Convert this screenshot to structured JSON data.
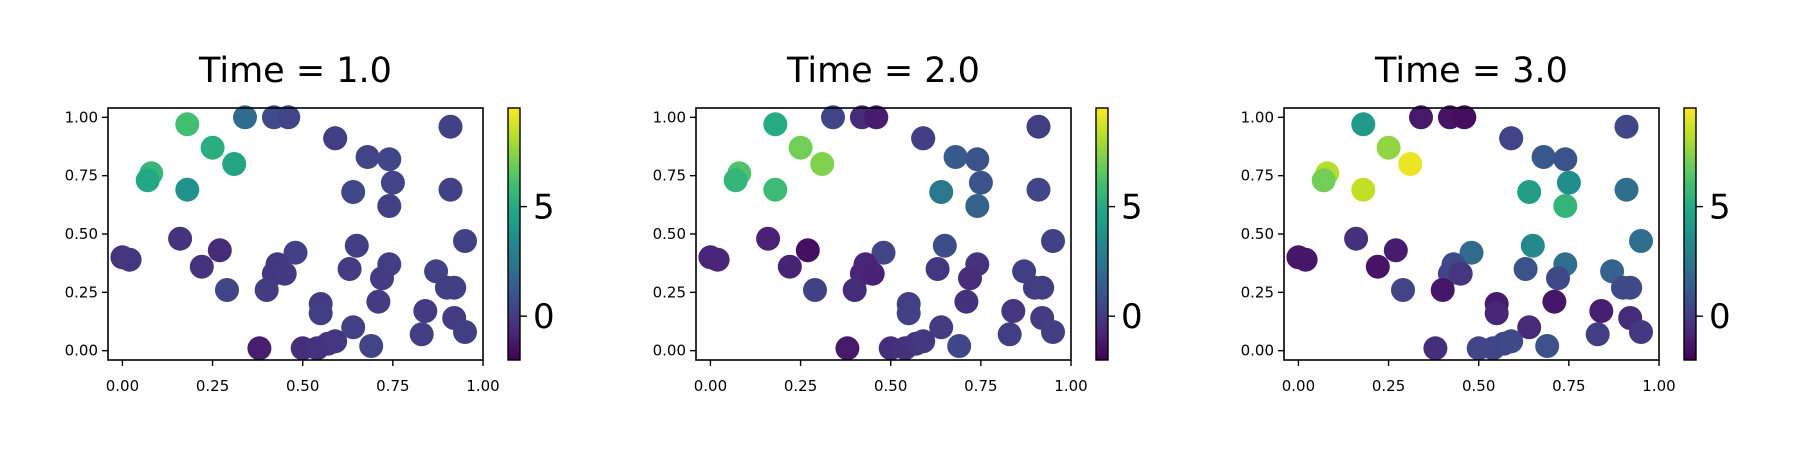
{
  "chart_data": [
    {
      "type": "scatter",
      "title": "Time = 1.0",
      "xlim": [
        -0.04,
        1.0
      ],
      "ylim": [
        -0.04,
        1.04
      ],
      "xticks": [
        0.0,
        0.25,
        0.5,
        0.75,
        1.0
      ],
      "xtick_labels": [
        "0.00",
        "0.25",
        "0.50",
        "0.75",
        "1.00"
      ],
      "yticks": [
        0.0,
        0.25,
        0.5,
        0.75,
        1.0
      ],
      "ytick_labels": [
        "0.00",
        "0.25",
        "0.50",
        "0.75",
        "1.00"
      ],
      "colorbar": {
        "colormap": "viridis",
        "range": [
          -2,
          9.5
        ],
        "ticks": [
          0,
          5
        ],
        "tick_labels": [
          "0",
          "5"
        ]
      },
      "points": [
        {
          "x": 0.18,
          "y": 0.97,
          "value": 6.0
        },
        {
          "x": 0.25,
          "y": 0.87,
          "value": 5.2
        },
        {
          "x": 0.31,
          "y": 0.8,
          "value": 4.7
        },
        {
          "x": 0.08,
          "y": 0.76,
          "value": 5.6
        },
        {
          "x": 0.07,
          "y": 0.73,
          "value": 4.9
        },
        {
          "x": 0.18,
          "y": 0.69,
          "value": 3.8
        },
        {
          "x": 0.34,
          "y": 1.0,
          "value": 2.0
        },
        {
          "x": 0.42,
          "y": 1.0,
          "value": 0.6
        },
        {
          "x": 0.46,
          "y": 1.0,
          "value": 0.3
        },
        {
          "x": 0.59,
          "y": 0.91,
          "value": 0.0
        },
        {
          "x": 0.59,
          "y": 0.91,
          "value": 0.1
        },
        {
          "x": 0.68,
          "y": 0.83,
          "value": 0.3
        },
        {
          "x": 0.74,
          "y": 0.82,
          "value": 0.4
        },
        {
          "x": 0.91,
          "y": 0.96,
          "value": 0.2
        },
        {
          "x": 0.75,
          "y": 0.72,
          "value": 0.3
        },
        {
          "x": 0.64,
          "y": 0.68,
          "value": 0.5
        },
        {
          "x": 0.74,
          "y": 0.62,
          "value": 0.2
        },
        {
          "x": 0.91,
          "y": 0.69,
          "value": 0.2
        },
        {
          "x": 0.0,
          "y": 0.4,
          "value": -0.3
        },
        {
          "x": 0.02,
          "y": 0.39,
          "value": -0.2
        },
        {
          "x": 0.16,
          "y": 0.48,
          "value": -0.3
        },
        {
          "x": 0.27,
          "y": 0.43,
          "value": -0.6
        },
        {
          "x": 0.22,
          "y": 0.36,
          "value": -0.3
        },
        {
          "x": 0.29,
          "y": 0.26,
          "value": 0.3
        },
        {
          "x": 0.48,
          "y": 0.42,
          "value": 0.2
        },
        {
          "x": 0.43,
          "y": 0.37,
          "value": -0.1
        },
        {
          "x": 0.42,
          "y": 0.33,
          "value": -0.2
        },
        {
          "x": 0.45,
          "y": 0.33,
          "value": -0.1
        },
        {
          "x": 0.4,
          "y": 0.26,
          "value": 0.0
        },
        {
          "x": 0.65,
          "y": 0.45,
          "value": 0.1
        },
        {
          "x": 0.63,
          "y": 0.35,
          "value": 0.0
        },
        {
          "x": 0.74,
          "y": 0.37,
          "value": 0.1
        },
        {
          "x": 0.72,
          "y": 0.31,
          "value": 0.0
        },
        {
          "x": 0.71,
          "y": 0.21,
          "value": 0.0
        },
        {
          "x": 0.55,
          "y": 0.2,
          "value": 0.0
        },
        {
          "x": 0.55,
          "y": 0.16,
          "value": 0.1
        },
        {
          "x": 0.64,
          "y": 0.1,
          "value": 0.2
        },
        {
          "x": 0.38,
          "y": 0.01,
          "value": -1.0
        },
        {
          "x": 0.5,
          "y": 0.01,
          "value": -0.5
        },
        {
          "x": 0.54,
          "y": 0.01,
          "value": -0.4
        },
        {
          "x": 0.57,
          "y": 0.03,
          "value": -0.3
        },
        {
          "x": 0.59,
          "y": 0.04,
          "value": -0.2
        },
        {
          "x": 0.69,
          "y": 0.02,
          "value": 0.3
        },
        {
          "x": 0.87,
          "y": 0.34,
          "value": 0.2
        },
        {
          "x": 0.9,
          "y": 0.27,
          "value": 0.1
        },
        {
          "x": 0.92,
          "y": 0.27,
          "value": 0.1
        },
        {
          "x": 0.95,
          "y": 0.47,
          "value": 0.2
        },
        {
          "x": 0.84,
          "y": 0.17,
          "value": 0.0
        },
        {
          "x": 0.83,
          "y": 0.07,
          "value": 0.1
        },
        {
          "x": 0.92,
          "y": 0.14,
          "value": 0.0
        },
        {
          "x": 0.95,
          "y": 0.08,
          "value": 0.1
        }
      ]
    },
    {
      "type": "scatter",
      "title": "Time = 2.0",
      "xlim": [
        -0.04,
        1.0
      ],
      "ylim": [
        -0.04,
        1.04
      ],
      "xticks": [
        0.0,
        0.25,
        0.5,
        0.75,
        1.0
      ],
      "xtick_labels": [
        "0.00",
        "0.25",
        "0.50",
        "0.75",
        "1.00"
      ],
      "yticks": [
        0.0,
        0.25,
        0.5,
        0.75,
        1.0
      ],
      "ytick_labels": [
        "0.00",
        "0.25",
        "0.50",
        "0.75",
        "1.00"
      ],
      "colorbar": {
        "colormap": "viridis",
        "range": [
          -2,
          9.5
        ],
        "ticks": [
          0,
          5
        ],
        "tick_labels": [
          "0",
          "5"
        ]
      },
      "points": [
        {
          "x": 0.18,
          "y": 0.97,
          "value": 5.0
        },
        {
          "x": 0.25,
          "y": 0.87,
          "value": 7.0
        },
        {
          "x": 0.31,
          "y": 0.8,
          "value": 7.3
        },
        {
          "x": 0.08,
          "y": 0.76,
          "value": 6.3
        },
        {
          "x": 0.07,
          "y": 0.73,
          "value": 5.5
        },
        {
          "x": 0.18,
          "y": 0.69,
          "value": 5.8
        },
        {
          "x": 0.34,
          "y": 1.0,
          "value": 0.3
        },
        {
          "x": 0.42,
          "y": 1.0,
          "value": -0.6
        },
        {
          "x": 0.46,
          "y": 1.0,
          "value": -1.1
        },
        {
          "x": 0.59,
          "y": 0.91,
          "value": 0.0
        },
        {
          "x": 0.59,
          "y": 0.91,
          "value": 0.1
        },
        {
          "x": 0.68,
          "y": 0.83,
          "value": 1.3
        },
        {
          "x": 0.74,
          "y": 0.82,
          "value": 1.0
        },
        {
          "x": 0.91,
          "y": 0.96,
          "value": 0.1
        },
        {
          "x": 0.75,
          "y": 0.72,
          "value": 1.0
        },
        {
          "x": 0.64,
          "y": 0.68,
          "value": 2.6
        },
        {
          "x": 0.74,
          "y": 0.62,
          "value": 1.6
        },
        {
          "x": 0.91,
          "y": 0.69,
          "value": 0.4
        },
        {
          "x": 0.0,
          "y": 0.4,
          "value": -0.8
        },
        {
          "x": 0.02,
          "y": 0.39,
          "value": -0.8
        },
        {
          "x": 0.16,
          "y": 0.48,
          "value": -0.9
        },
        {
          "x": 0.27,
          "y": 0.43,
          "value": -1.5
        },
        {
          "x": 0.22,
          "y": 0.36,
          "value": -0.9
        },
        {
          "x": 0.29,
          "y": 0.26,
          "value": 0.2
        },
        {
          "x": 0.48,
          "y": 0.42,
          "value": 0.3
        },
        {
          "x": 0.43,
          "y": 0.37,
          "value": -0.8
        },
        {
          "x": 0.42,
          "y": 0.33,
          "value": -0.8
        },
        {
          "x": 0.45,
          "y": 0.33,
          "value": -0.9
        },
        {
          "x": 0.4,
          "y": 0.26,
          "value": -0.6
        },
        {
          "x": 0.65,
          "y": 0.45,
          "value": 0.7
        },
        {
          "x": 0.63,
          "y": 0.35,
          "value": -0.2
        },
        {
          "x": 0.74,
          "y": 0.37,
          "value": -0.3
        },
        {
          "x": 0.72,
          "y": 0.31,
          "value": -0.5
        },
        {
          "x": 0.71,
          "y": 0.21,
          "value": -0.4
        },
        {
          "x": 0.55,
          "y": 0.2,
          "value": 0.1
        },
        {
          "x": 0.55,
          "y": 0.16,
          "value": 0.2
        },
        {
          "x": 0.64,
          "y": 0.1,
          "value": 0.0
        },
        {
          "x": 0.38,
          "y": 0.01,
          "value": -1.2
        },
        {
          "x": 0.5,
          "y": 0.01,
          "value": -0.5
        },
        {
          "x": 0.54,
          "y": 0.01,
          "value": -0.4
        },
        {
          "x": 0.57,
          "y": 0.03,
          "value": -0.3
        },
        {
          "x": 0.59,
          "y": 0.04,
          "value": -0.1
        },
        {
          "x": 0.69,
          "y": 0.02,
          "value": 0.4
        },
        {
          "x": 0.87,
          "y": 0.34,
          "value": 0.1
        },
        {
          "x": 0.9,
          "y": 0.27,
          "value": 0.0
        },
        {
          "x": 0.92,
          "y": 0.27,
          "value": 0.1
        },
        {
          "x": 0.95,
          "y": 0.47,
          "value": 0.2
        },
        {
          "x": 0.84,
          "y": 0.17,
          "value": -0.2
        },
        {
          "x": 0.83,
          "y": 0.07,
          "value": 0.1
        },
        {
          "x": 0.92,
          "y": 0.14,
          "value": 0.0
        },
        {
          "x": 0.95,
          "y": 0.08,
          "value": 0.1
        }
      ]
    },
    {
      "type": "scatter",
      "title": "Time = 3.0",
      "xlim": [
        -0.04,
        1.0
      ],
      "ylim": [
        -0.04,
        1.04
      ],
      "xticks": [
        0.0,
        0.25,
        0.5,
        0.75,
        1.0
      ],
      "xtick_labels": [
        "0.00",
        "0.25",
        "0.50",
        "0.75",
        "1.00"
      ],
      "yticks": [
        0.0,
        0.25,
        0.5,
        0.75,
        1.0
      ],
      "ytick_labels": [
        "0.00",
        "0.25",
        "0.50",
        "0.75",
        "1.00"
      ],
      "colorbar": {
        "colormap": "viridis",
        "range": [
          -2,
          9.5
        ],
        "ticks": [
          0,
          5
        ],
        "tick_labels": [
          "0",
          "5"
        ]
      },
      "points": [
        {
          "x": 0.18,
          "y": 0.97,
          "value": 4.2
        },
        {
          "x": 0.25,
          "y": 0.87,
          "value": 7.6
        },
        {
          "x": 0.31,
          "y": 0.8,
          "value": 9.2
        },
        {
          "x": 0.08,
          "y": 0.76,
          "value": 8.2
        },
        {
          "x": 0.07,
          "y": 0.73,
          "value": 7.0
        },
        {
          "x": 0.18,
          "y": 0.69,
          "value": 8.4
        },
        {
          "x": 0.34,
          "y": 1.0,
          "value": -1.2
        },
        {
          "x": 0.42,
          "y": 1.0,
          "value": -1.4
        },
        {
          "x": 0.46,
          "y": 1.0,
          "value": -1.6
        },
        {
          "x": 0.59,
          "y": 0.91,
          "value": 0.2
        },
        {
          "x": 0.59,
          "y": 0.91,
          "value": 0.3
        },
        {
          "x": 0.68,
          "y": 0.83,
          "value": 1.2
        },
        {
          "x": 0.74,
          "y": 0.82,
          "value": 1.0
        },
        {
          "x": 0.91,
          "y": 0.96,
          "value": 0.4
        },
        {
          "x": 0.75,
          "y": 0.72,
          "value": 3.6
        },
        {
          "x": 0.64,
          "y": 0.68,
          "value": 4.4
        },
        {
          "x": 0.74,
          "y": 0.62,
          "value": 5.5
        },
        {
          "x": 0.91,
          "y": 0.69,
          "value": 2.2
        },
        {
          "x": 0.0,
          "y": 0.4,
          "value": -1.3
        },
        {
          "x": 0.02,
          "y": 0.39,
          "value": -1.3
        },
        {
          "x": 0.16,
          "y": 0.48,
          "value": -0.4
        },
        {
          "x": 0.27,
          "y": 0.43,
          "value": -1.1
        },
        {
          "x": 0.22,
          "y": 0.36,
          "value": -1.4
        },
        {
          "x": 0.29,
          "y": 0.26,
          "value": 0.3
        },
        {
          "x": 0.48,
          "y": 0.42,
          "value": 2.0
        },
        {
          "x": 0.43,
          "y": 0.37,
          "value": 0.6
        },
        {
          "x": 0.42,
          "y": 0.33,
          "value": 0.4
        },
        {
          "x": 0.45,
          "y": 0.33,
          "value": -0.2
        },
        {
          "x": 0.4,
          "y": 0.26,
          "value": -1.3
        },
        {
          "x": 0.65,
          "y": 0.45,
          "value": 3.4
        },
        {
          "x": 0.63,
          "y": 0.35,
          "value": 1.0
        },
        {
          "x": 0.74,
          "y": 0.37,
          "value": 2.2
        },
        {
          "x": 0.72,
          "y": 0.31,
          "value": 0.5
        },
        {
          "x": 0.71,
          "y": 0.21,
          "value": -1.3
        },
        {
          "x": 0.55,
          "y": 0.2,
          "value": -1.1
        },
        {
          "x": 0.55,
          "y": 0.16,
          "value": -0.7
        },
        {
          "x": 0.64,
          "y": 0.1,
          "value": -0.6
        },
        {
          "x": 0.38,
          "y": 0.01,
          "value": -0.5
        },
        {
          "x": 0.5,
          "y": 0.01,
          "value": 0.4
        },
        {
          "x": 0.54,
          "y": 0.01,
          "value": 0.4
        },
        {
          "x": 0.57,
          "y": 0.03,
          "value": 0.3
        },
        {
          "x": 0.59,
          "y": 0.04,
          "value": 0.5
        },
        {
          "x": 0.69,
          "y": 0.02,
          "value": 0.8
        },
        {
          "x": 0.87,
          "y": 0.34,
          "value": 1.6
        },
        {
          "x": 0.9,
          "y": 0.27,
          "value": 0.6
        },
        {
          "x": 0.92,
          "y": 0.27,
          "value": 0.5
        },
        {
          "x": 0.95,
          "y": 0.47,
          "value": 2.2
        },
        {
          "x": 0.84,
          "y": 0.17,
          "value": -1.0
        },
        {
          "x": 0.83,
          "y": 0.07,
          "value": 0.1
        },
        {
          "x": 0.92,
          "y": 0.14,
          "value": -0.6
        },
        {
          "x": 0.95,
          "y": 0.08,
          "value": -0.1
        }
      ]
    }
  ]
}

§ To be done: All lines of the data above that include the word "Time" must be shown.

§ Full solution:
      "title": "Time = 1.0",
      "title": "Time = 2.0",
      "title": "Time = 3.0",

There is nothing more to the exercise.